## Brief
Look through the records below and collect all lines that hold the string "color".

━━━

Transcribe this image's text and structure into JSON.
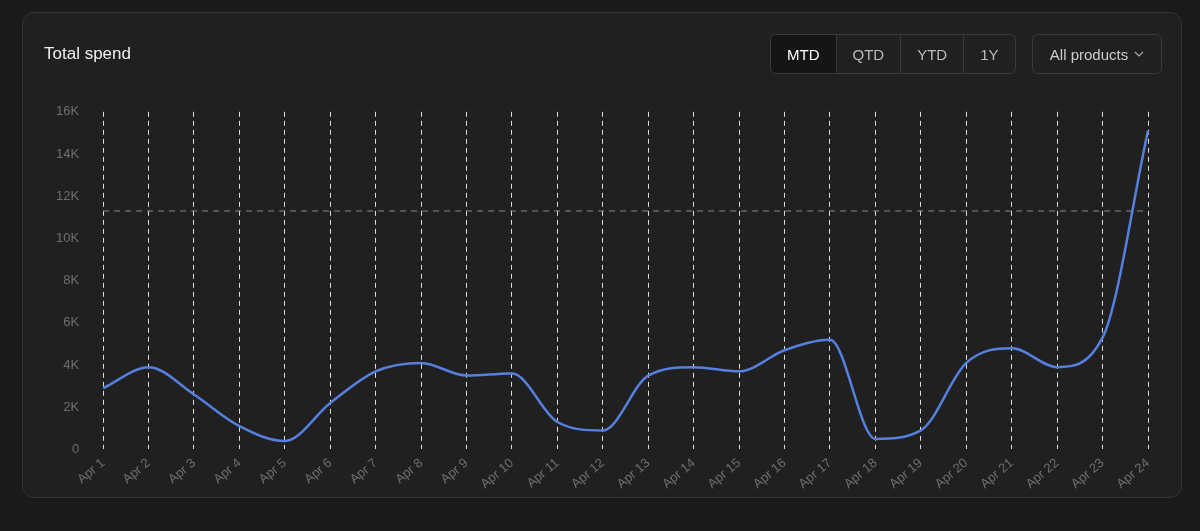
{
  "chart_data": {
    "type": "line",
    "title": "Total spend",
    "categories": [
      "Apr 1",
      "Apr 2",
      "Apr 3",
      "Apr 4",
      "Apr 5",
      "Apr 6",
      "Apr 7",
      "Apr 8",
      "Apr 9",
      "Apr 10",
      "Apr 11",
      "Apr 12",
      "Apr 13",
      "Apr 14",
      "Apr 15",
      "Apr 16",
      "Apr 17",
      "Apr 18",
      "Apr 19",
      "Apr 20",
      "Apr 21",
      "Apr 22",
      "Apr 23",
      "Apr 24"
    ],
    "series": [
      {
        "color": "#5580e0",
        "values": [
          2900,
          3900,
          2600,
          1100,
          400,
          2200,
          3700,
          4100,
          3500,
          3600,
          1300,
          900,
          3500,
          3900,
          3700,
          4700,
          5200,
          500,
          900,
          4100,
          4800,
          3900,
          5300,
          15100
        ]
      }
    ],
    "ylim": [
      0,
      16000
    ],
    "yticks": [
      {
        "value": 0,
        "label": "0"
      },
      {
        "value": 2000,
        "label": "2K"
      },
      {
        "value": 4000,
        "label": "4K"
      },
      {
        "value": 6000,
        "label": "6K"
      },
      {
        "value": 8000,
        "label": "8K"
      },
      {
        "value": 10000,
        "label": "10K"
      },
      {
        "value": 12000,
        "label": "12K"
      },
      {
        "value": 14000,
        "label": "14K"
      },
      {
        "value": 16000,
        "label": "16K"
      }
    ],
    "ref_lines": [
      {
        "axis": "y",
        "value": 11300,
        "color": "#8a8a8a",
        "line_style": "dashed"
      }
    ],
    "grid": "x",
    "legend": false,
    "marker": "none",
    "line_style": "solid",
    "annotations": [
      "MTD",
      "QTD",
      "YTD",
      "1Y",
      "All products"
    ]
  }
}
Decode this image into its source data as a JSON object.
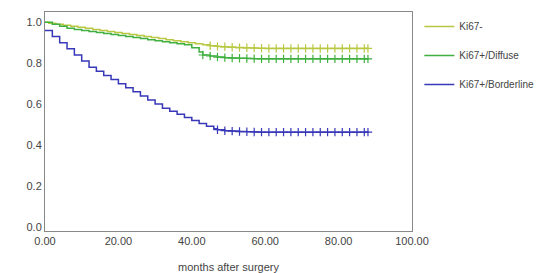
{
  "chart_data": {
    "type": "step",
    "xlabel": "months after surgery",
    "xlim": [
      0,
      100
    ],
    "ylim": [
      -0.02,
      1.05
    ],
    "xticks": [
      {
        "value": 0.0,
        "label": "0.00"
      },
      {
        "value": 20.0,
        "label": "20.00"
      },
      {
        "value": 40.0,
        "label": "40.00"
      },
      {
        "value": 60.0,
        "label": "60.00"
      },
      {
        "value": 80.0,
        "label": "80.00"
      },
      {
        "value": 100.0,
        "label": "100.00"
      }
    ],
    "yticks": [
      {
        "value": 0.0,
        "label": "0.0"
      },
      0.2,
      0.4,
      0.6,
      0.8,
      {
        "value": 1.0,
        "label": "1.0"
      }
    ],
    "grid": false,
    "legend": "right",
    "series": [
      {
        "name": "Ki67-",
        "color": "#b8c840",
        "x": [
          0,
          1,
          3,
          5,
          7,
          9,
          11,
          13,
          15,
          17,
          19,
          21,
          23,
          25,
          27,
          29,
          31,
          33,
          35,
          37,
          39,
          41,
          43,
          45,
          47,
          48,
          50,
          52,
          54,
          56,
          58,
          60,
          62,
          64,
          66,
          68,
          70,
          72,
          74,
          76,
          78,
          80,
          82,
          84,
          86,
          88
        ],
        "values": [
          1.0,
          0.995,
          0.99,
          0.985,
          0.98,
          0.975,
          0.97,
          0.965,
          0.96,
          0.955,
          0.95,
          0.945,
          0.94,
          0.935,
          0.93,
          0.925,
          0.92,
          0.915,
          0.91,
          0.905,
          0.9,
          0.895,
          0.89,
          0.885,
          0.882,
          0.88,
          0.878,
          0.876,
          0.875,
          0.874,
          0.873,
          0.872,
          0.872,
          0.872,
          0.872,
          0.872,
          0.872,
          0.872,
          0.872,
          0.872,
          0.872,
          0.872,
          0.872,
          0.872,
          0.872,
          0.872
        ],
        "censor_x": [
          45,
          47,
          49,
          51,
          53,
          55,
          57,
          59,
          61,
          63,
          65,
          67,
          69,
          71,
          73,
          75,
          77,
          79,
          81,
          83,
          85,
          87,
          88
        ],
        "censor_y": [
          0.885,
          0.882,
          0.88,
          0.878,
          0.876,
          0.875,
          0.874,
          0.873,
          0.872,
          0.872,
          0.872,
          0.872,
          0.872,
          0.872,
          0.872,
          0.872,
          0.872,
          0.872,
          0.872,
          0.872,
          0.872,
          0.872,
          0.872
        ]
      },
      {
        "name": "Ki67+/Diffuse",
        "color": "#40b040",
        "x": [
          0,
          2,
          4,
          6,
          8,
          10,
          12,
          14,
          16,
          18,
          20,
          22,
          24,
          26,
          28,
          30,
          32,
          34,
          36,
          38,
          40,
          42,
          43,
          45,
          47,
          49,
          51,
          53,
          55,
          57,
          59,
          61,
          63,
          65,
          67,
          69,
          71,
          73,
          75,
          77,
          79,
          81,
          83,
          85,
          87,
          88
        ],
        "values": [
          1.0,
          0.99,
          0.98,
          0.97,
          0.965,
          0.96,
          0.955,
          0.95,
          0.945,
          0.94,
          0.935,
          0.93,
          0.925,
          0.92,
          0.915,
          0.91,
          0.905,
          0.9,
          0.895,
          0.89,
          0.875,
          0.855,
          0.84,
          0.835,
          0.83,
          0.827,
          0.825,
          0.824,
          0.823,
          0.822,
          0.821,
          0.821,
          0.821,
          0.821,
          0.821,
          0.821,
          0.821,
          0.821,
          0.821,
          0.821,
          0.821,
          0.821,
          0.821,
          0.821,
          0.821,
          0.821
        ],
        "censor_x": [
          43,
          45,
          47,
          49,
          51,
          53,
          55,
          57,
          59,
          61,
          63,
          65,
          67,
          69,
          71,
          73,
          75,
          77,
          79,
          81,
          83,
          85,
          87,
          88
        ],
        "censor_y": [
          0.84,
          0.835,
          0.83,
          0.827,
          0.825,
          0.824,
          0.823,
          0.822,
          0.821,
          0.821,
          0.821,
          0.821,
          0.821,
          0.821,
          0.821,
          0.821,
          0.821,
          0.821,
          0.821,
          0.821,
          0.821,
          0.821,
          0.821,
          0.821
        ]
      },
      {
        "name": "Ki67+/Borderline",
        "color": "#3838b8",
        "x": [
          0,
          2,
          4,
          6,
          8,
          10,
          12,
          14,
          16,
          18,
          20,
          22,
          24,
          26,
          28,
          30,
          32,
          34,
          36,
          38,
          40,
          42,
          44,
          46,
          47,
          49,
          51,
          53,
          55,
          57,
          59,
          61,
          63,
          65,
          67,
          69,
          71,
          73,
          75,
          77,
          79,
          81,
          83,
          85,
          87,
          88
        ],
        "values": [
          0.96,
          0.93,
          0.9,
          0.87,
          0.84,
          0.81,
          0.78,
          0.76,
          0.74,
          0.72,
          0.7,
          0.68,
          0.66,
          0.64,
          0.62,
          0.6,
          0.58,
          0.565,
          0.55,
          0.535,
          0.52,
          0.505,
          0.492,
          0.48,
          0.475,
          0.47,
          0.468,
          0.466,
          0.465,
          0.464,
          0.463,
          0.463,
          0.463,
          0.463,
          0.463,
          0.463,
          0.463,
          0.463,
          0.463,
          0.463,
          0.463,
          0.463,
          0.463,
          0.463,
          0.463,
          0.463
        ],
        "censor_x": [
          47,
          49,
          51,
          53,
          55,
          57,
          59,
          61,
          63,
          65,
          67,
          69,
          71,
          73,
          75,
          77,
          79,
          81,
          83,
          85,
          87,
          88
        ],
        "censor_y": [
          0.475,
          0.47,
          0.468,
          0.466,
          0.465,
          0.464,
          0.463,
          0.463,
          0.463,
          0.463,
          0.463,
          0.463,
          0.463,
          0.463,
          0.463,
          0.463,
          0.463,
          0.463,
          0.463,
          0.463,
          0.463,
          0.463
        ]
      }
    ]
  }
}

━━━

## Full solution
        "color": "#5580e0",
        "color": "#8a8a8a",
        "color": "#b8c840",
        "color": "#40b040",
        "color": "#3838b8",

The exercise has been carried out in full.